Find each line that has the string "ailette" and give the total, with nothing else.

**STORED RECORDS:**

>> Begin

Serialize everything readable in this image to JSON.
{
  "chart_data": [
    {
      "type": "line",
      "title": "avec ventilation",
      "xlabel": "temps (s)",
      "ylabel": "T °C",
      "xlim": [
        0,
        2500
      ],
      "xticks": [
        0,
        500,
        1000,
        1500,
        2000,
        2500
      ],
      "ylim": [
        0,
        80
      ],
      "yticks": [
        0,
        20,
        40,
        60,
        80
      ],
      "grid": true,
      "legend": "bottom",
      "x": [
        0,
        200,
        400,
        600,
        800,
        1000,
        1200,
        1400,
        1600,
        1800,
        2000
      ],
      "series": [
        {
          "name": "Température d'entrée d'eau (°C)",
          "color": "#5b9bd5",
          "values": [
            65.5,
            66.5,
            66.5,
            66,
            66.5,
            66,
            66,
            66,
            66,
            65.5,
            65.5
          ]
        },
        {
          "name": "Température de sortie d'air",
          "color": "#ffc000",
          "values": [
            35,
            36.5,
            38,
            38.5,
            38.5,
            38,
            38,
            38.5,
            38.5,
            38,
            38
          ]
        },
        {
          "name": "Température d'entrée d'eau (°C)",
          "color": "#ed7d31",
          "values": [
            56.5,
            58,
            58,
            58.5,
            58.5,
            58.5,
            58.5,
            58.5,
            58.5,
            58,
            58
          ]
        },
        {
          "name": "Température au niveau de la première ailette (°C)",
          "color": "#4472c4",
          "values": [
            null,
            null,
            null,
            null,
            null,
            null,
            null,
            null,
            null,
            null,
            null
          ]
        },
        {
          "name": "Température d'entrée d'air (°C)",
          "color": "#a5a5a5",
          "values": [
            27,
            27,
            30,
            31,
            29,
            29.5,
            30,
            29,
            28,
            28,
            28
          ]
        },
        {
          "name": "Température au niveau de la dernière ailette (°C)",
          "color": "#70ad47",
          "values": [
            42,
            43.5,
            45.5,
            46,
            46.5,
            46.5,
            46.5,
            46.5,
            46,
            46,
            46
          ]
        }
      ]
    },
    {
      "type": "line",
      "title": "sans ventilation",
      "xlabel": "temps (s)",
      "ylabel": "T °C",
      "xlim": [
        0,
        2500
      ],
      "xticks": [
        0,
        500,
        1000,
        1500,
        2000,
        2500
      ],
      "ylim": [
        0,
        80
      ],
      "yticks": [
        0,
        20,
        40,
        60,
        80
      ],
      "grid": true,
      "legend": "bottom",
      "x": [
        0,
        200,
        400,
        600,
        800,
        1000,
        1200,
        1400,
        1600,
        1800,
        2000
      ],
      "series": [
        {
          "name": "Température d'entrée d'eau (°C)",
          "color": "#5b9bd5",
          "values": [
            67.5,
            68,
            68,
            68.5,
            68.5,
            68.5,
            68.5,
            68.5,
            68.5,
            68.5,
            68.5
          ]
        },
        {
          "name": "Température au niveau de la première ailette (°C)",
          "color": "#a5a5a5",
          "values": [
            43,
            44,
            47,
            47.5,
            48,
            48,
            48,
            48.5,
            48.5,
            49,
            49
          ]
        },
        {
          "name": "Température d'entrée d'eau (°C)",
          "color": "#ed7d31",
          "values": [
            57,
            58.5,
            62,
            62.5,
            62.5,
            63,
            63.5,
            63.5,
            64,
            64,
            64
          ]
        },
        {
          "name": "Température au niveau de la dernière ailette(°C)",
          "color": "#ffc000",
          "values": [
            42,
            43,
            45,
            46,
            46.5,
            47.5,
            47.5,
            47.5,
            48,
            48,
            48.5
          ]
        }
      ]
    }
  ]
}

>> End

**SOLUTION FOR THIS TASK:** 4